EXTRACT TO READ

:::::

Cody is a series of six Australian telemovies starring Gary Sweet that were made for the Seven Network in 1994 and 1995. Sweet played the title character Cody, an unconventional police detective, described by Screen Australia as a "larrikin cop, on the trail of crimes".

Plot
Cody (Gary Sweet) is a Sydney-based police detective, with Fiorelli (Robert Mammone) as his partner and Inspector Genevieve Simmonds (Heather Mitchell) as their superior. In September 1994 Sweet described the title character to Nicole Leedham of The Canberra Times as "kind of risky and dangerous and pretty ruthless ... [He] ain't that much fun, I mean he's fun to play, but he's not that much fun as a guy. He's not your barrel of laughs."

In the first episode, Cody: A Family Affair (1994), the detective investigates a diamond-smuggling gang and poses as a dealer. He also searches for a missing teenager.

:::::

DATASET CONTENT
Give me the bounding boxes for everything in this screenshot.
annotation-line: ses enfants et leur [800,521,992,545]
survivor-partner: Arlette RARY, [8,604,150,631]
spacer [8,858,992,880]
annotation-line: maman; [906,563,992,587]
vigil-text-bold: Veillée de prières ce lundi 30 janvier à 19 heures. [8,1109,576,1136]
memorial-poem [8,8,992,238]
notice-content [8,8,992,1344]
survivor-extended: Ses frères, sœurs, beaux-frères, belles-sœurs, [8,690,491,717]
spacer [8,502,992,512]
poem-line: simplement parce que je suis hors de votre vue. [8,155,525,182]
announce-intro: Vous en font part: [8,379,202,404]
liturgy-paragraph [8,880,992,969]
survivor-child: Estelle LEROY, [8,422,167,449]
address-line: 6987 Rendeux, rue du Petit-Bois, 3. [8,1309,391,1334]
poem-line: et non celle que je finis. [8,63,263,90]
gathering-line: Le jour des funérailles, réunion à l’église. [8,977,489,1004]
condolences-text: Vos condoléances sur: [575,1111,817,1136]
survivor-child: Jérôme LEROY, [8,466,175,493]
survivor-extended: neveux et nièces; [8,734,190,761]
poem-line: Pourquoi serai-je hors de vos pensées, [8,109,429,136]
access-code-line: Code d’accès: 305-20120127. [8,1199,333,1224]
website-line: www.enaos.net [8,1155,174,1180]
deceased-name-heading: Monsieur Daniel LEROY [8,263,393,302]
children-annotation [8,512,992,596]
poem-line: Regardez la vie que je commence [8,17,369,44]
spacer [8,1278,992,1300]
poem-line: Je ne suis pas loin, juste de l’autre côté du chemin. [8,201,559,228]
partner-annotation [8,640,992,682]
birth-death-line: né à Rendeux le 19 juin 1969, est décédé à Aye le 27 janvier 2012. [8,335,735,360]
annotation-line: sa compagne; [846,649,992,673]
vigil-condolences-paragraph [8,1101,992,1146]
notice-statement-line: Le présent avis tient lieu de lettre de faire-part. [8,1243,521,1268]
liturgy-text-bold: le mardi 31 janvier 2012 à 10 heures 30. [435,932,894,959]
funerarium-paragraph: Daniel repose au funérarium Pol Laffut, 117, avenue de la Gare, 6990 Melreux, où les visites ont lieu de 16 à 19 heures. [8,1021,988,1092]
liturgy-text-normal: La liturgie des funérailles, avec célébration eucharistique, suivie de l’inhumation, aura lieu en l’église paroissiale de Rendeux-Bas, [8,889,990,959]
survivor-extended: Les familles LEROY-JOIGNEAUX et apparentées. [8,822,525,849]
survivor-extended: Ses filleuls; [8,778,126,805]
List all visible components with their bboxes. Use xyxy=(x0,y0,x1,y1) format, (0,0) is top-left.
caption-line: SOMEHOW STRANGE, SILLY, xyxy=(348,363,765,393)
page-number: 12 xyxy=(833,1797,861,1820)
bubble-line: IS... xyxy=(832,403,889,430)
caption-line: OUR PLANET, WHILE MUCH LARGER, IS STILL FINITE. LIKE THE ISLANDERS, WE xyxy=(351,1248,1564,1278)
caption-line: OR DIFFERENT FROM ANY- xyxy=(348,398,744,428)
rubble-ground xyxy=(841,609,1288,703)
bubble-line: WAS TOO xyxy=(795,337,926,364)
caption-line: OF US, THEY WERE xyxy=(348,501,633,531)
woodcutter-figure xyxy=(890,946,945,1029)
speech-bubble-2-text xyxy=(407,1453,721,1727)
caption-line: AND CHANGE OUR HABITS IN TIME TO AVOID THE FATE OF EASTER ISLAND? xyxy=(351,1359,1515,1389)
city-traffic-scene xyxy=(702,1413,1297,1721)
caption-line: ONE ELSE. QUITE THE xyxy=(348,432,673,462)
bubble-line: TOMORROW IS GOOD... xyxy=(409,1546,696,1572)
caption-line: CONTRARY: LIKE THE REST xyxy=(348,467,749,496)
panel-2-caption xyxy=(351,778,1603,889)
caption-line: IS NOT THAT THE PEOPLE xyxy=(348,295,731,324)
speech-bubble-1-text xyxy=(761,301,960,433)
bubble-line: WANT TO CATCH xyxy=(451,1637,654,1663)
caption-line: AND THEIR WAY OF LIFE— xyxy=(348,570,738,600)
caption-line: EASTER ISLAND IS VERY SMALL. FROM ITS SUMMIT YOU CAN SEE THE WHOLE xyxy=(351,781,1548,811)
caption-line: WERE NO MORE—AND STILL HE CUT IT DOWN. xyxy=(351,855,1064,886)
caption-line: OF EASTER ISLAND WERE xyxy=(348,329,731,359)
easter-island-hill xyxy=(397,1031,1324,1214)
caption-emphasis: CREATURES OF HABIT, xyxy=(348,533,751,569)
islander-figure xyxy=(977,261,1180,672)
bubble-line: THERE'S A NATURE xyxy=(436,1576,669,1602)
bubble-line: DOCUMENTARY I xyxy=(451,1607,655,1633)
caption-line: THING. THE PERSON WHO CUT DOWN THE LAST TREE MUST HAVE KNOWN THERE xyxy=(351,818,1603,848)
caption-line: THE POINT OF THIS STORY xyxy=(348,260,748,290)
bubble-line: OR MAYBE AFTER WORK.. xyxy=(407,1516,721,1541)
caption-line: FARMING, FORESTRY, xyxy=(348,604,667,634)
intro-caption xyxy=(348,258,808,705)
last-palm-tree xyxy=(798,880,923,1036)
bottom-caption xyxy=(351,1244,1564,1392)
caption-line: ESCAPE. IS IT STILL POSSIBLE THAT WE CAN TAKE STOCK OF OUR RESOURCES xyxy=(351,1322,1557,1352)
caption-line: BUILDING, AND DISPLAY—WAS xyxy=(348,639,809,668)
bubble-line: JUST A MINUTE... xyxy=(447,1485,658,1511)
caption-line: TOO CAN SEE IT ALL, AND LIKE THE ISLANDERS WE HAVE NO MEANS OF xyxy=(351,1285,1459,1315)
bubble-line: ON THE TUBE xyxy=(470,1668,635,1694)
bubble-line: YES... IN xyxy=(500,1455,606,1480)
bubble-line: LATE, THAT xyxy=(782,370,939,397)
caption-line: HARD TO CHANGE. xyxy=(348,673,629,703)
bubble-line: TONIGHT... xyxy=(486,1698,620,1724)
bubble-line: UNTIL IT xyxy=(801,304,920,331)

:::::

JOBS
**a)** Duplicate part of the Cody telemovies article: begin at the words "Cody is a series" and stop after "a missing teenager.".
**b)** Pick up the article on the Cody telemovies and continue it after its last sentence.

ANSWERS TO THE TASKS
**a)**
Cody is a series of six Australian telemovies starring Gary Sweet that were made for the Seven Network in 1994 and 1995. Sweet played the title character Cody, an unconventional police detective, described by Screen Australia as a "larrikin cop, on the trail of crimes".

Plot
Cody (Gary Sweet) is a Sydney-based police detective, with Fiorelli (Robert Mammone) as his partner and Inspector Genevieve Simmonds (Heather Mitchell) as their superior. In September 1994 Sweet described the title character to Nicole Leedham of The Canberra Times as "kind of risky and dangerous and pretty ruthless ... [He] ain't that much fun, I mean he's fun to play, but he's not that much fun as a guy. He's not your barrel of laughs."

In the first episode, Cody: A Family Affair (1994), the detective investigates a diamond-smuggling gang and poses as a dealer. He also searches for a missing teenager.

**b)**
In the second episode, Cody: The Tipoff (1994), Cody's childhood friend Mack (Gary Waddell) provides a tip about a burglary in progress. Mack later turns up dead and Cody investigates another friend, Jimmy Catter (Frankie J. Holden).

In the third episode, Cody: Bad Love (1994), the squad's investigation of art thefts leads to a gallery run by an attractive French artist, Claudia (Rebecca Rigg).

The fourth episode, Cody: The Burnout (1995), includes Stella (Alexandra Fowler).

In the fifth episode, Cody: The Wrong Stuff (1995), the squad hunts a drug dealer (Mark Owen-Taylor).

In the sixth episode, Cody: Fall from Grace (1995), an apparent suicide leads to Sam Wolfe (Bill Hunter).

Cast
 Gary Sweet as Cody 
 Robert Mammone as Fiorelli 
 Heather Mitchell as Inspector Genevieve Simmonds (episodes 1–3)
 Suzanne Gullabovska  as Girl in Lift (The Tip-Off)

Episodes

Season One

Season Two

Home media 

It was announced by Via Vision Entertainment in March 2019 that they would be releasing the Cody telemovies on DVD in two collections.

Awards and nominations
Gary Sweet was nominated for a Silver Logie as Most Popular Actor for the episode, Cody: The Burnout.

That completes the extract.